## YOUR TASK
Could you transcribe every record below exactly as written, leaving out any pictures?

## RECORD EXTRACTS
┏━━

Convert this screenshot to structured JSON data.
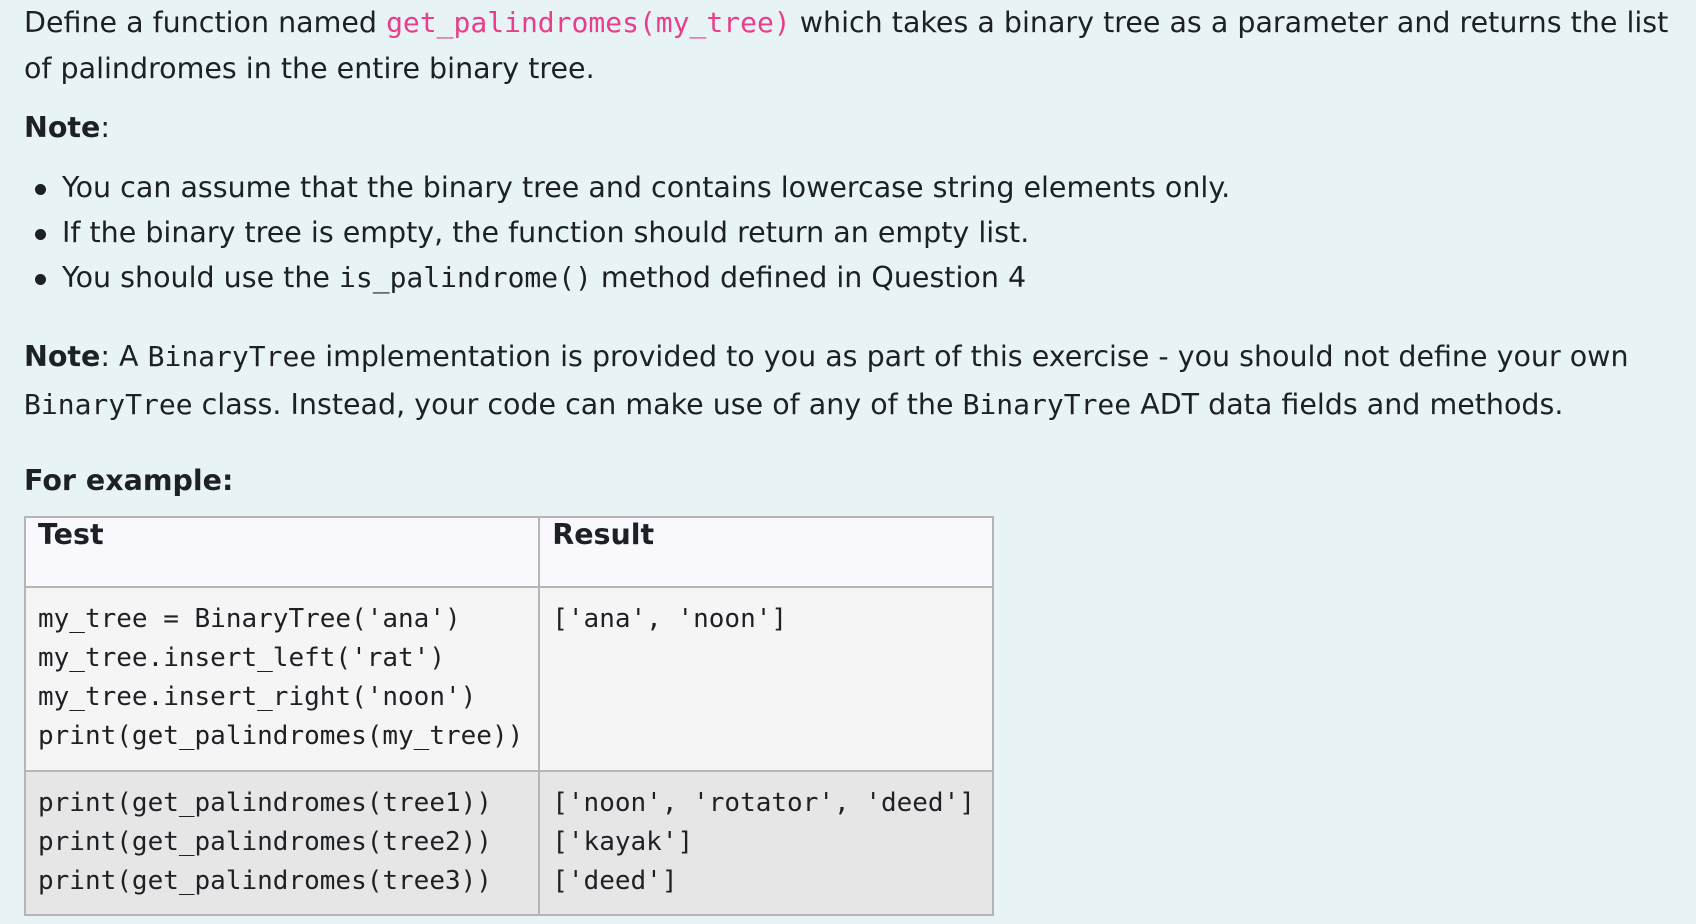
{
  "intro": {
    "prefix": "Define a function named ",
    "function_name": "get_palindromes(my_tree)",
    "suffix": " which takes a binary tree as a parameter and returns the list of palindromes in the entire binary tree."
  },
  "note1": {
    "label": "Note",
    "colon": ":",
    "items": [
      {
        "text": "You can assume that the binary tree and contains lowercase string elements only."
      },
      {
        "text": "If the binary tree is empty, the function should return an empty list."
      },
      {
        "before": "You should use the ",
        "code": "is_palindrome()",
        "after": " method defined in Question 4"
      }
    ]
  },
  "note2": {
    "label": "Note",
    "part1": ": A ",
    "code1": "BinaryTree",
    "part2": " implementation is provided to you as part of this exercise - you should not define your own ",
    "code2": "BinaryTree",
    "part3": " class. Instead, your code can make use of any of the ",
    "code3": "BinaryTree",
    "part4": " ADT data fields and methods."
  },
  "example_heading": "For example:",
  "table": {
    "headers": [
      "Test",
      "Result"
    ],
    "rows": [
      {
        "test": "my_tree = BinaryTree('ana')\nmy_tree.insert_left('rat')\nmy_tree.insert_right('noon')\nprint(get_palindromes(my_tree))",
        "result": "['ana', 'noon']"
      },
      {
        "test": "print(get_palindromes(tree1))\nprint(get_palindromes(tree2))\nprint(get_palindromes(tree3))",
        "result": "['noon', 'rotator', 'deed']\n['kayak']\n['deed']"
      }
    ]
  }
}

┗━━

## RESULT
Convert this screenshot to structured JSON data.
{
  "intro": {
    "prefix": "Define a function named ",
    "function_name": "get_palindromes(my_tree)",
    "suffix": " which takes a binary tree as a parameter and returns the list of palindromes in the entire binary tree."
  },
  "note1": {
    "label": "Note",
    "colon": ":",
    "items": [
      {
        "text": "You can assume that the binary tree and contains lowercase string elements only."
      },
      {
        "text": "If the binary tree is empty, the function should return an empty list."
      },
      {
        "before": "You should use the ",
        "code": "is_palindrome()",
        "after": " method defined in Question 4"
      }
    ]
  },
  "note2": {
    "label": "Note",
    "part1": ": A ",
    "code1": "BinaryTree",
    "part2": " implementation is provided to you as part of this exercise - you should not define your own ",
    "code2": "BinaryTree",
    "part3": " class. Instead, your code can make use of any of the ",
    "code3": "BinaryTree",
    "part4": " ADT data fields and methods."
  },
  "example_heading": "For example:",
  "table": {
    "headers": [
      "Test",
      "Result"
    ],
    "rows": [
      {
        "test": "my_tree = BinaryTree('ana')\nmy_tree.insert_left('rat')\nmy_tree.insert_right('noon')\nprint(get_palindromes(my_tree))",
        "result": "['ana', 'noon']"
      },
      {
        "test": "print(get_palindromes(tree1))\nprint(get_palindromes(tree2))\nprint(get_palindromes(tree3))",
        "result": "['noon', 'rotator', 'deed']\n['kayak']\n['deed']"
      }
    ]
  }
}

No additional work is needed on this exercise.